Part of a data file
* * * * * * * * *

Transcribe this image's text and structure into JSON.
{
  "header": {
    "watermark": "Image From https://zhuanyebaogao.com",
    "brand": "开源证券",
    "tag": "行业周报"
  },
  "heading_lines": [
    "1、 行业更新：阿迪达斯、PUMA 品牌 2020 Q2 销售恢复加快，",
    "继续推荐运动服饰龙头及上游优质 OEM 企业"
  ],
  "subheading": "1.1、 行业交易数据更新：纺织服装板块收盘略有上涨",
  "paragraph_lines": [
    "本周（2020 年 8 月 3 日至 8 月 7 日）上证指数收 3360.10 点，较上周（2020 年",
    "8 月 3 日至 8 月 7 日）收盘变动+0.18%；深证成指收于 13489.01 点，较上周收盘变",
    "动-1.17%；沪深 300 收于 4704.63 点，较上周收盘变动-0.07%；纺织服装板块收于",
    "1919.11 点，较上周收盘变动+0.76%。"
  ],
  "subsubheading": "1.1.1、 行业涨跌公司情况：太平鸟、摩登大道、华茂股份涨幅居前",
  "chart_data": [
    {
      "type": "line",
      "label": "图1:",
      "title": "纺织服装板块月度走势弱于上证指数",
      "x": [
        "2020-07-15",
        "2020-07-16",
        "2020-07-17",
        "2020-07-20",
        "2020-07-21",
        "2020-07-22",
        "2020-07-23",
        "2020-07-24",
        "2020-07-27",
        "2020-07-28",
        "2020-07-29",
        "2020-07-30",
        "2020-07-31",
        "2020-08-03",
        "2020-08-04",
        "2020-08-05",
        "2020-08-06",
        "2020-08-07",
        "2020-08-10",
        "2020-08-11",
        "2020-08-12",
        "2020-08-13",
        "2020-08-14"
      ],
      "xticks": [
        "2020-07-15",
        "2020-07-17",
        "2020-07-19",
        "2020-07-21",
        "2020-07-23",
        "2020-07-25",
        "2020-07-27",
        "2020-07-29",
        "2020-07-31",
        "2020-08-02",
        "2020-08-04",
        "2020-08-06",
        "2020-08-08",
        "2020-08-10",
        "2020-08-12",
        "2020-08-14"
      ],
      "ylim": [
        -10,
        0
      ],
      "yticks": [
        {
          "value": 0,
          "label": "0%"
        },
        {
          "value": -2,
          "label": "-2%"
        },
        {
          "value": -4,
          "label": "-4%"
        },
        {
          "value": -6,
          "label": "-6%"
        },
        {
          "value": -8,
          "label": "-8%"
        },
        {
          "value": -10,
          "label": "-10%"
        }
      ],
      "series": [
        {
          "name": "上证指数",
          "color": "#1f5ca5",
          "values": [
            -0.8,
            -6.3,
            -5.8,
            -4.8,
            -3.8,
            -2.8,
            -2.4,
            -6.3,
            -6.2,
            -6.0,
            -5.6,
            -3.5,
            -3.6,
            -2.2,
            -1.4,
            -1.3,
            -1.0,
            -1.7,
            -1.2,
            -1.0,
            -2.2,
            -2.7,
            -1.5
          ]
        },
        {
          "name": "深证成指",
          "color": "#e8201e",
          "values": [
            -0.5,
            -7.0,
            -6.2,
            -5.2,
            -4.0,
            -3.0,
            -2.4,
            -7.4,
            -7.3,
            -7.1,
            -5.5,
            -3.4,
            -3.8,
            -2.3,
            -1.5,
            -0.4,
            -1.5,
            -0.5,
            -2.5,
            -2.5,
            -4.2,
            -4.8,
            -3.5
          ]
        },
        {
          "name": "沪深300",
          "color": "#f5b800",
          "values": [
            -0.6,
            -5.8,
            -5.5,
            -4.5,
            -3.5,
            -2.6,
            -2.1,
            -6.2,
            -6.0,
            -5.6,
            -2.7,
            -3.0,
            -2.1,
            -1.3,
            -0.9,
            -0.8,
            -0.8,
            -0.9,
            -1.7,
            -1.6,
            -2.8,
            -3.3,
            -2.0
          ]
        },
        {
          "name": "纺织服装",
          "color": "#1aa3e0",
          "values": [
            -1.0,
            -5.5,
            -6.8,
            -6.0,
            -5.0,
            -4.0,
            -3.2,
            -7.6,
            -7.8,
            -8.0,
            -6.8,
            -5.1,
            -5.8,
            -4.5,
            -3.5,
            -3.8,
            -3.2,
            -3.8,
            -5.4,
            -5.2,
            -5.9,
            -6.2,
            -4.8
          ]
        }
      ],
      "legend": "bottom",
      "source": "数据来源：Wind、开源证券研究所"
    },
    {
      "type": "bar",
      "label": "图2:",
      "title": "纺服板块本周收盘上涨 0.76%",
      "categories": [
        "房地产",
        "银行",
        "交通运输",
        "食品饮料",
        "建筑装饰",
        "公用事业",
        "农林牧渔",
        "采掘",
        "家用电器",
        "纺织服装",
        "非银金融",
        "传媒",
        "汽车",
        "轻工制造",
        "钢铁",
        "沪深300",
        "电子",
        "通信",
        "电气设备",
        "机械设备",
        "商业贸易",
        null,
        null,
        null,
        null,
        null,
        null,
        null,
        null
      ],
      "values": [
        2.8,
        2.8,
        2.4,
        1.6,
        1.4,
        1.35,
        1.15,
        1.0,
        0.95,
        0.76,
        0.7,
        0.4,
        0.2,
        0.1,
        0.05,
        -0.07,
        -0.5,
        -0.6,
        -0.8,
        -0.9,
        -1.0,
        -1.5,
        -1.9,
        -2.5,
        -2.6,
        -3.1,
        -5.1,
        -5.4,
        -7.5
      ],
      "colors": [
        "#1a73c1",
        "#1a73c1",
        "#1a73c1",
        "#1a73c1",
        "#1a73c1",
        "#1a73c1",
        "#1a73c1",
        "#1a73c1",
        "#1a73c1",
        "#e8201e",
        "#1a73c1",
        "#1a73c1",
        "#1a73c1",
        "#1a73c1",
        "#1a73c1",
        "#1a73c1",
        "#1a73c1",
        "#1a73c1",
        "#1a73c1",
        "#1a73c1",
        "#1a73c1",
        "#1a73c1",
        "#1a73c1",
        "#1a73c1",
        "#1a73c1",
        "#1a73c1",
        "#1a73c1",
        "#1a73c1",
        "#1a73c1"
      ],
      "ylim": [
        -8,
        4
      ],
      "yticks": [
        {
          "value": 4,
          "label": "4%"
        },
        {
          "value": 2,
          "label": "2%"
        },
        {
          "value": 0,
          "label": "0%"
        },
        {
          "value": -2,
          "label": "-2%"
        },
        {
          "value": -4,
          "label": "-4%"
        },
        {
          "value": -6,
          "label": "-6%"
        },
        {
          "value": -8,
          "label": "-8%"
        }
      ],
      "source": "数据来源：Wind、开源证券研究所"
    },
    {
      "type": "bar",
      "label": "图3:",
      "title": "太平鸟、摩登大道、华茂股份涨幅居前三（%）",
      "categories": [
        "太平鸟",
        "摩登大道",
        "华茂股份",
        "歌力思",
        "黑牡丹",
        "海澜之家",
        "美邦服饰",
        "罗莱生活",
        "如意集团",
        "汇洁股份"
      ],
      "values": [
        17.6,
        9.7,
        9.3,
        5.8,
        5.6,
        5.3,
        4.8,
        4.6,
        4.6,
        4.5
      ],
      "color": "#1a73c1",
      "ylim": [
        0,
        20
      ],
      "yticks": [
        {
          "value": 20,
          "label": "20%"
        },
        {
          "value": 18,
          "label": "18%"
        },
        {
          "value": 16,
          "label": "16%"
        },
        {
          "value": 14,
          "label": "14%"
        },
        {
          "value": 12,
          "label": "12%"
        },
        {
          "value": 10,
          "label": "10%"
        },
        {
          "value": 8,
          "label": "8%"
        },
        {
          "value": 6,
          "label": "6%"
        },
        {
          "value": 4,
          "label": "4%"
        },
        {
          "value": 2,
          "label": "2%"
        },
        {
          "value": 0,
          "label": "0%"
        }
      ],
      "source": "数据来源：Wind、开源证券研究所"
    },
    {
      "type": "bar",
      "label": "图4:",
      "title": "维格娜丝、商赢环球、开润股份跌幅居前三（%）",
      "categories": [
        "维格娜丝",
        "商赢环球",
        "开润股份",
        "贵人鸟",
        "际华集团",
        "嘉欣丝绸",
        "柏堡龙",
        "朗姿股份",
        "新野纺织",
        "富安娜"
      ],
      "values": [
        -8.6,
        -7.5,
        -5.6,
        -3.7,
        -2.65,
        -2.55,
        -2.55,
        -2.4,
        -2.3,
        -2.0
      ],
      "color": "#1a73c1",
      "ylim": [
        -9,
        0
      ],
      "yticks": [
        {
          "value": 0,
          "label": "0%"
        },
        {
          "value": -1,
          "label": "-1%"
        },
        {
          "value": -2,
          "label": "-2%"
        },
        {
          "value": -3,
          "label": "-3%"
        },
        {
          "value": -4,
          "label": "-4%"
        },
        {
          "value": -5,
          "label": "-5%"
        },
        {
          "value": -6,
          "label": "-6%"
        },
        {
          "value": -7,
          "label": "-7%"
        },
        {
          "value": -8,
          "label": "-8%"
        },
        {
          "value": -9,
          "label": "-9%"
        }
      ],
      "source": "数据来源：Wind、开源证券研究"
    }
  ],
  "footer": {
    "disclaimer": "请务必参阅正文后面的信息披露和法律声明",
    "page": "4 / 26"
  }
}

* * * * * * * * *

Using the listing, collect all lines in which the string "较上周收盘变动" is found.

WRITTEN SOLUTION.
    "动-1.17%；沪深 300 收于 4704.63 点，较上周收盘变动-0.07%；纺织服装板块收于",
    "1919.11 点，较上周收盘变动+0.76%。"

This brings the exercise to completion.